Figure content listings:
- - - -

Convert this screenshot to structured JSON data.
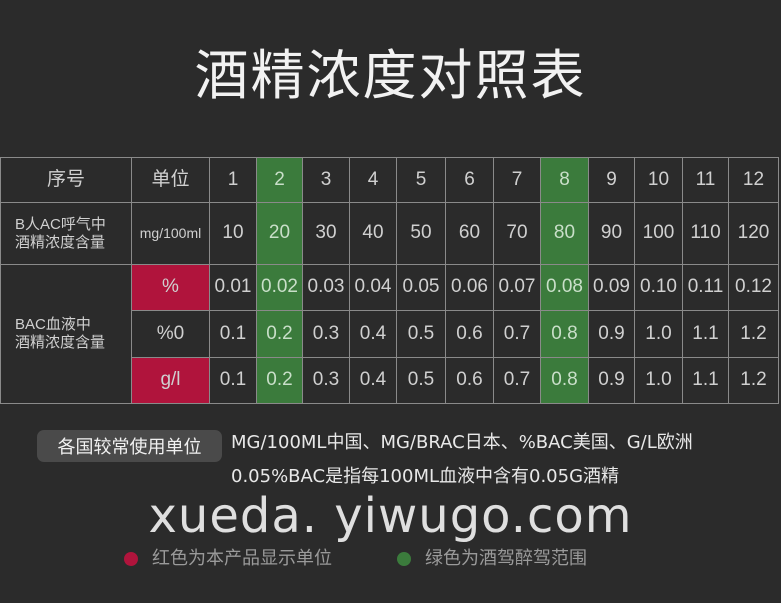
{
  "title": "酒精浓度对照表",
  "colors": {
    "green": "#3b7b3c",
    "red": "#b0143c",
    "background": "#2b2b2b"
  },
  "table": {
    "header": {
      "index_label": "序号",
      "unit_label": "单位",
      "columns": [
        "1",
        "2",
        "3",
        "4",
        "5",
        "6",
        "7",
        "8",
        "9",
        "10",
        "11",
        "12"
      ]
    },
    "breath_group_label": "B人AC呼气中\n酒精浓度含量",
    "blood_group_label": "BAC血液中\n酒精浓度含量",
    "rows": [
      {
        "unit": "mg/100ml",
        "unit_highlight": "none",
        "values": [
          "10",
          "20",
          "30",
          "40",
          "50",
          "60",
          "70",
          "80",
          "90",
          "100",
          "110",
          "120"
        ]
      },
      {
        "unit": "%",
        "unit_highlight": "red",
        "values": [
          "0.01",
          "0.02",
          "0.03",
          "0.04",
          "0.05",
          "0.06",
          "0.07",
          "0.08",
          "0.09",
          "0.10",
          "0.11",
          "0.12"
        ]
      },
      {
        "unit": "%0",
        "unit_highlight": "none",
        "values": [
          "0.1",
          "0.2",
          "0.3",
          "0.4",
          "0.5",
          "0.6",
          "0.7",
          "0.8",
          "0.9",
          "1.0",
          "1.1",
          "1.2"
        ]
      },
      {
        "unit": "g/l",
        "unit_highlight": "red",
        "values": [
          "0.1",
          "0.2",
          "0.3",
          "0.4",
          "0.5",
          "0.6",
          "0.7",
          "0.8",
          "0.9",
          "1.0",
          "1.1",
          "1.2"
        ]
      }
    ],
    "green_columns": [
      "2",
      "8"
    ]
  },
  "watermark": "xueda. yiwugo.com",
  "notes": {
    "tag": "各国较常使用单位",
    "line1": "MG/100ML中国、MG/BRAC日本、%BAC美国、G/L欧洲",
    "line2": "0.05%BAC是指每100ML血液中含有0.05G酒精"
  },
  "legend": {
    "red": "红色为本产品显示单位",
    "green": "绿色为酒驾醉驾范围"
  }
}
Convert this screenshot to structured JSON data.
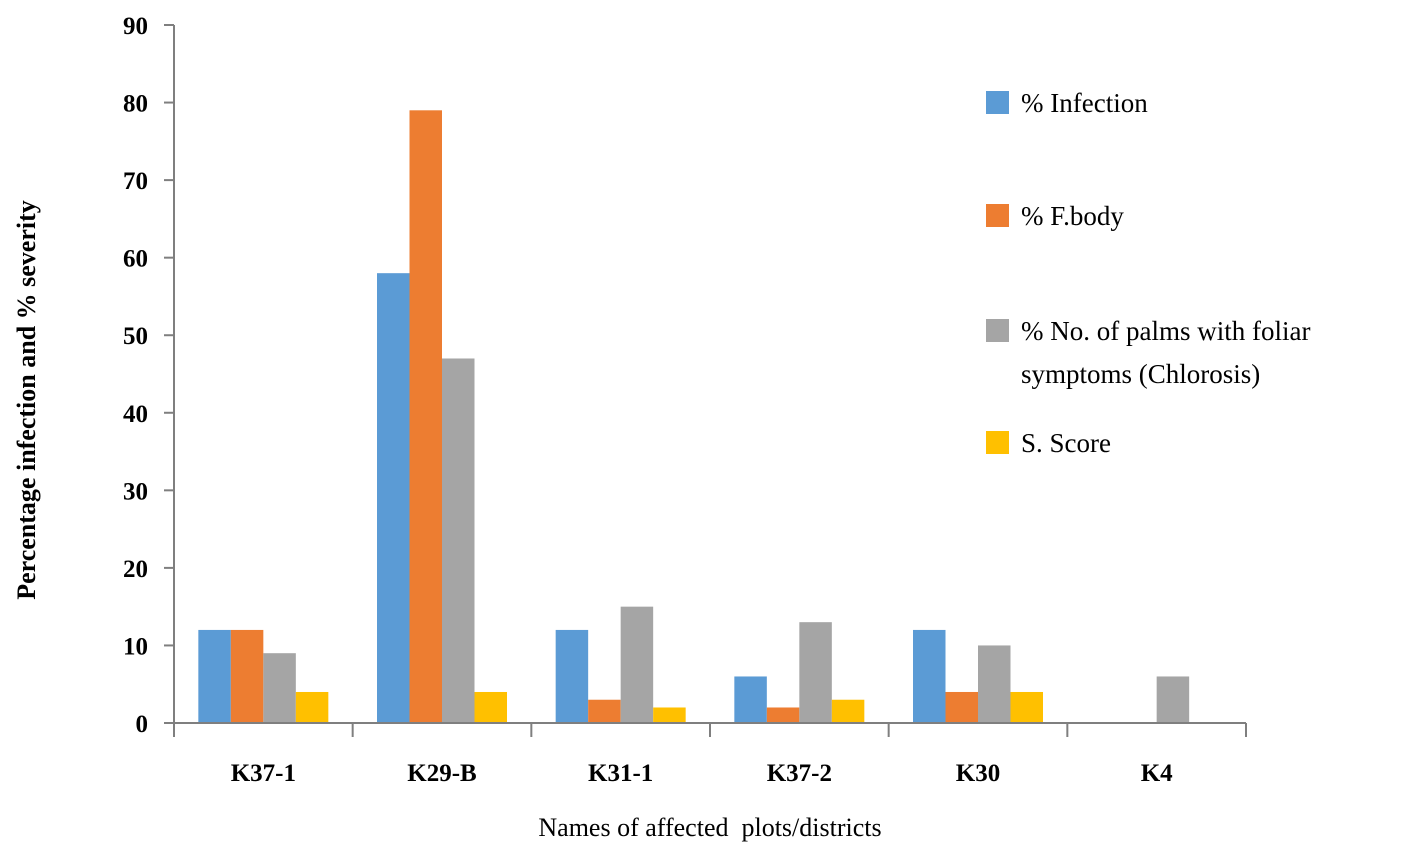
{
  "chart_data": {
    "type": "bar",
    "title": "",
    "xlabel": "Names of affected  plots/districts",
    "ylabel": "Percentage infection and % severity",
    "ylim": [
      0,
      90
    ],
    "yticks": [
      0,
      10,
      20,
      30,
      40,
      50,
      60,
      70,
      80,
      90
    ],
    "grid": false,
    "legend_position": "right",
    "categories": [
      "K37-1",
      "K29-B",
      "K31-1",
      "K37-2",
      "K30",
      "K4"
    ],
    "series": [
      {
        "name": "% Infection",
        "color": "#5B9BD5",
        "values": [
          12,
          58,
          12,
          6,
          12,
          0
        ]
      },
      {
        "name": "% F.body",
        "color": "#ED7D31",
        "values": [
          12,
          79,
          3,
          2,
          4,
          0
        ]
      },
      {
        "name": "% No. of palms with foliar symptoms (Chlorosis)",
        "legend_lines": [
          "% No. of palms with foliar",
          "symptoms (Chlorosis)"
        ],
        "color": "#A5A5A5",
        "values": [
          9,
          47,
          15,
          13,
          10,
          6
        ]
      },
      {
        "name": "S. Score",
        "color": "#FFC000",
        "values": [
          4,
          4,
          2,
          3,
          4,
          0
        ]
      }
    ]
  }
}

- - - -

SHORT EXERCISE » Pull out all lines in the data above that include "Chlorosis".

PROBLEM SOLUTION »
        "name": "% No. of palms with foliar symptoms (Chlorosis)",
          "symptoms (Chlorosis)"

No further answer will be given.